[Record excerpts]:
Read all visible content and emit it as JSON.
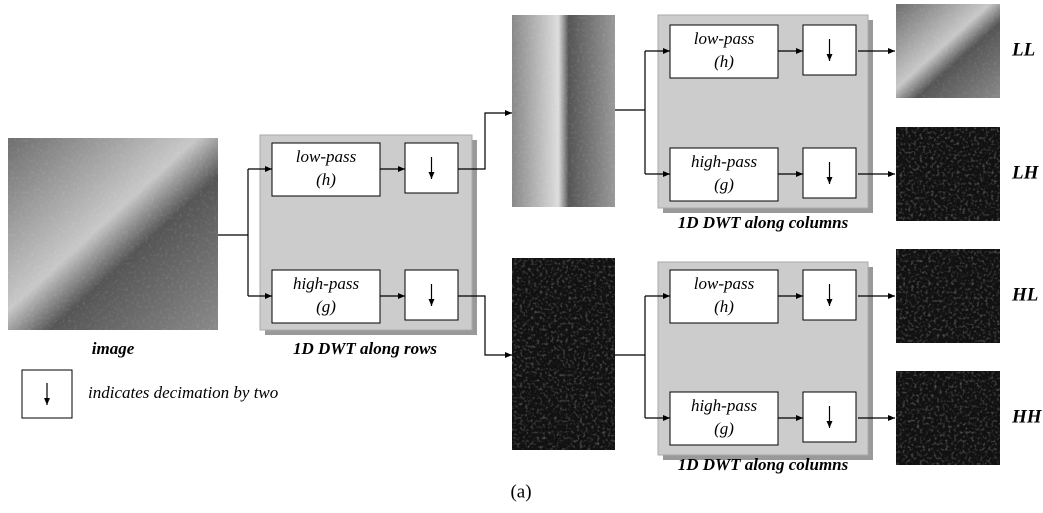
{
  "input": {
    "label": "image"
  },
  "stages": [
    {
      "label": "1D DWT along rows",
      "filters": [
        {
          "name": "low-pass",
          "symbol": "(h)"
        },
        {
          "name": "high-pass",
          "symbol": "(g)"
        }
      ]
    },
    {
      "label": "1D DWT along columns",
      "filters": [
        {
          "name": "low-pass",
          "symbol": "(h)"
        },
        {
          "name": "high-pass",
          "symbol": "(g)"
        }
      ]
    },
    {
      "label": "1D DWT along columns",
      "filters": [
        {
          "name": "low-pass",
          "symbol": "(h)"
        },
        {
          "name": "high-pass",
          "symbol": "(g)"
        }
      ]
    }
  ],
  "outputs": [
    "LL",
    "LH",
    "HL",
    "HH"
  ],
  "legend": "indicates decimation by two",
  "caption": "(a)"
}
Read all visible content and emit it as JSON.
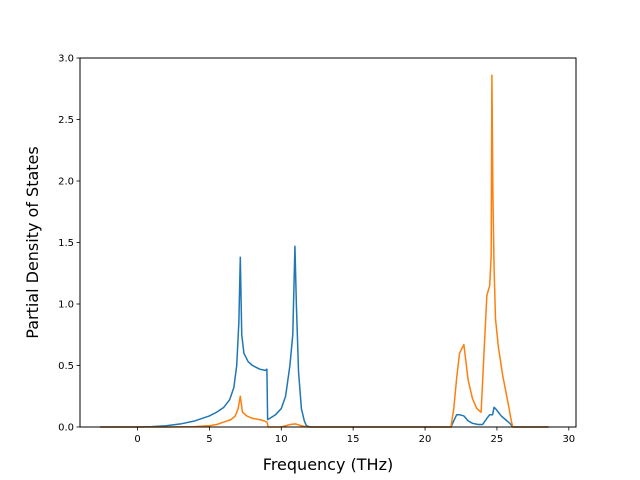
{
  "chart_data": {
    "type": "line",
    "xlabel": "Frequency (THz)",
    "ylabel": "Partial Density of States",
    "xlim": [
      -4.0,
      30.5
    ],
    "ylim": [
      0.0,
      3.0
    ],
    "x_ticks": [
      0,
      5,
      10,
      15,
      20,
      25,
      30
    ],
    "y_ticks": [
      0.0,
      0.5,
      1.0,
      1.5,
      2.0,
      2.5,
      3.0
    ],
    "x_tick_labels": [
      "0",
      "5",
      "10",
      "15",
      "20",
      "25",
      "30"
    ],
    "y_tick_labels": [
      "0.0",
      "0.5",
      "1.0",
      "1.5",
      "2.0",
      "2.5",
      "3.0"
    ],
    "grid": false,
    "series": [
      {
        "color": "#1f77b4",
        "x": [
          -2.6,
          0,
          1,
          2,
          3,
          4,
          5,
          5.5,
          6,
          6.4,
          6.7,
          6.9,
          7.05,
          7.15,
          7.25,
          7.4,
          7.7,
          8.0,
          8.5,
          8.9,
          9.0,
          9.05,
          9.2,
          9.6,
          10.0,
          10.3,
          10.6,
          10.8,
          10.95,
          11.05,
          11.2,
          11.4,
          11.6,
          11.75,
          12.0,
          15,
          21.5,
          21.8,
          22.0,
          22.2,
          22.4,
          22.7,
          23.0,
          23.3,
          23.7,
          24.0,
          24.3,
          24.5,
          24.7,
          24.8,
          24.9,
          25.1,
          25.3,
          25.6,
          25.9,
          26.1,
          26.5,
          28.6
        ],
        "y": [
          0.0,
          0.0,
          0.003,
          0.01,
          0.025,
          0.05,
          0.09,
          0.12,
          0.16,
          0.22,
          0.32,
          0.5,
          0.85,
          1.38,
          0.75,
          0.6,
          0.53,
          0.5,
          0.47,
          0.46,
          0.47,
          0.06,
          0.07,
          0.1,
          0.15,
          0.25,
          0.5,
          0.75,
          1.47,
          1.0,
          0.45,
          0.15,
          0.05,
          0.01,
          0.0,
          0.0,
          0.0,
          0.0,
          0.05,
          0.1,
          0.1,
          0.09,
          0.05,
          0.03,
          0.02,
          0.02,
          0.07,
          0.1,
          0.1,
          0.16,
          0.15,
          0.12,
          0.09,
          0.06,
          0.03,
          0.0,
          0.0,
          0.0
        ]
      },
      {
        "color": "#ff7f0e",
        "x": [
          -2.6,
          0,
          2,
          4,
          5,
          5.5,
          6,
          6.5,
          6.8,
          7.0,
          7.15,
          7.3,
          7.6,
          8.0,
          8.5,
          8.8,
          9.0,
          9.1,
          10,
          10.6,
          11.0,
          11.4,
          11.8,
          15,
          21.5,
          21.8,
          22.0,
          22.2,
          22.4,
          22.7,
          23.0,
          23.3,
          23.6,
          23.9,
          24.1,
          24.3,
          24.5,
          24.6,
          24.65,
          24.72,
          24.8,
          24.9,
          25.1,
          25.4,
          25.8,
          26.0,
          26.1,
          26.5,
          28.6
        ],
        "y": [
          0.0,
          0.0,
          0.0,
          0.003,
          0.01,
          0.02,
          0.04,
          0.06,
          0.09,
          0.15,
          0.25,
          0.12,
          0.09,
          0.07,
          0.06,
          0.05,
          0.04,
          0.0,
          0.0,
          0.02,
          0.025,
          0.01,
          0.0,
          0.0,
          0.0,
          0.0,
          0.15,
          0.4,
          0.6,
          0.67,
          0.38,
          0.23,
          0.15,
          0.12,
          0.6,
          1.07,
          1.15,
          1.4,
          2.86,
          1.9,
          1.3,
          0.88,
          0.65,
          0.42,
          0.18,
          0.05,
          0.0,
          0.0,
          0.0
        ]
      }
    ]
  }
}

[The task]: Copy all of the entries verbatim, leaving out any pictures they contain.

[Correct output]:
Read all visible content and emit it as JSON.
{
  "input": {
    "label": "image"
  },
  "stages": [
    {
      "label": "1D DWT along rows",
      "filters": [
        {
          "name": "low-pass",
          "symbol": "(h)"
        },
        {
          "name": "high-pass",
          "symbol": "(g)"
        }
      ]
    },
    {
      "label": "1D DWT along columns",
      "filters": [
        {
          "name": "low-pass",
          "symbol": "(h)"
        },
        {
          "name": "high-pass",
          "symbol": "(g)"
        }
      ]
    },
    {
      "label": "1D DWT along columns",
      "filters": [
        {
          "name": "low-pass",
          "symbol": "(h)"
        },
        {
          "name": "high-pass",
          "symbol": "(g)"
        }
      ]
    }
  ],
  "outputs": [
    "LL",
    "LH",
    "HL",
    "HH"
  ],
  "legend": "indicates decimation by two",
  "caption": "(a)"
}
Read all visible content and emit it as JSON.
{
  "chart_data": {
    "type": "line",
    "xlabel": "Frequency (THz)",
    "ylabel": "Partial Density of States",
    "xlim": [
      -4.0,
      30.5
    ],
    "ylim": [
      0.0,
      3.0
    ],
    "x_ticks": [
      0,
      5,
      10,
      15,
      20,
      25,
      30
    ],
    "y_ticks": [
      0.0,
      0.5,
      1.0,
      1.5,
      2.0,
      2.5,
      3.0
    ],
    "x_tick_labels": [
      "0",
      "5",
      "10",
      "15",
      "20",
      "25",
      "30"
    ],
    "y_tick_labels": [
      "0.0",
      "0.5",
      "1.0",
      "1.5",
      "2.0",
      "2.5",
      "3.0"
    ],
    "grid": false,
    "series": [
      {
        "color": "#1f77b4",
        "x": [
          -2.6,
          0,
          1,
          2,
          3,
          4,
          5,
          5.5,
          6,
          6.4,
          6.7,
          6.9,
          7.05,
          7.15,
          7.25,
          7.4,
          7.7,
          8.0,
          8.5,
          8.9,
          9.0,
          9.05,
          9.2,
          9.6,
          10.0,
          10.3,
          10.6,
          10.8,
          10.95,
          11.05,
          11.2,
          11.4,
          11.6,
          11.75,
          12.0,
          15,
          21.5,
          21.8,
          22.0,
          22.2,
          22.4,
          22.7,
          23.0,
          23.3,
          23.7,
          24.0,
          24.3,
          24.5,
          24.7,
          24.8,
          24.9,
          25.1,
          25.3,
          25.6,
          25.9,
          26.1,
          26.5,
          28.6
        ],
        "y": [
          0.0,
          0.0,
          0.003,
          0.01,
          0.025,
          0.05,
          0.09,
          0.12,
          0.16,
          0.22,
          0.32,
          0.5,
          0.85,
          1.38,
          0.75,
          0.6,
          0.53,
          0.5,
          0.47,
          0.46,
          0.47,
          0.06,
          0.07,
          0.1,
          0.15,
          0.25,
          0.5,
          0.75,
          1.47,
          1.0,
          0.45,
          0.15,
          0.05,
          0.01,
          0.0,
          0.0,
          0.0,
          0.0,
          0.05,
          0.1,
          0.1,
          0.09,
          0.05,
          0.03,
          0.02,
          0.02,
          0.07,
          0.1,
          0.1,
          0.16,
          0.15,
          0.12,
          0.09,
          0.06,
          0.03,
          0.0,
          0.0,
          0.0
        ]
      },
      {
        "color": "#ff7f0e",
        "x": [
          -2.6,
          0,
          2,
          4,
          5,
          5.5,
          6,
          6.5,
          6.8,
          7.0,
          7.15,
          7.3,
          7.6,
          8.0,
          8.5,
          8.8,
          9.0,
          9.1,
          10,
          10.6,
          11.0,
          11.4,
          11.8,
          15,
          21.5,
          21.8,
          22.0,
          22.2,
          22.4,
          22.7,
          23.0,
          23.3,
          23.6,
          23.9,
          24.1,
          24.3,
          24.5,
          24.6,
          24.65,
          24.72,
          24.8,
          24.9,
          25.1,
          25.4,
          25.8,
          26.0,
          26.1,
          26.5,
          28.6
        ],
        "y": [
          0.0,
          0.0,
          0.0,
          0.003,
          0.01,
          0.02,
          0.04,
          0.06,
          0.09,
          0.15,
          0.25,
          0.12,
          0.09,
          0.07,
          0.06,
          0.05,
          0.04,
          0.0,
          0.0,
          0.02,
          0.025,
          0.01,
          0.0,
          0.0,
          0.0,
          0.0,
          0.15,
          0.4,
          0.6,
          0.67,
          0.38,
          0.23,
          0.15,
          0.12,
          0.6,
          1.07,
          1.15,
          1.4,
          2.86,
          1.9,
          1.3,
          0.88,
          0.65,
          0.42,
          0.18,
          0.05,
          0.0,
          0.0,
          0.0
        ]
      }
    ]
  }
}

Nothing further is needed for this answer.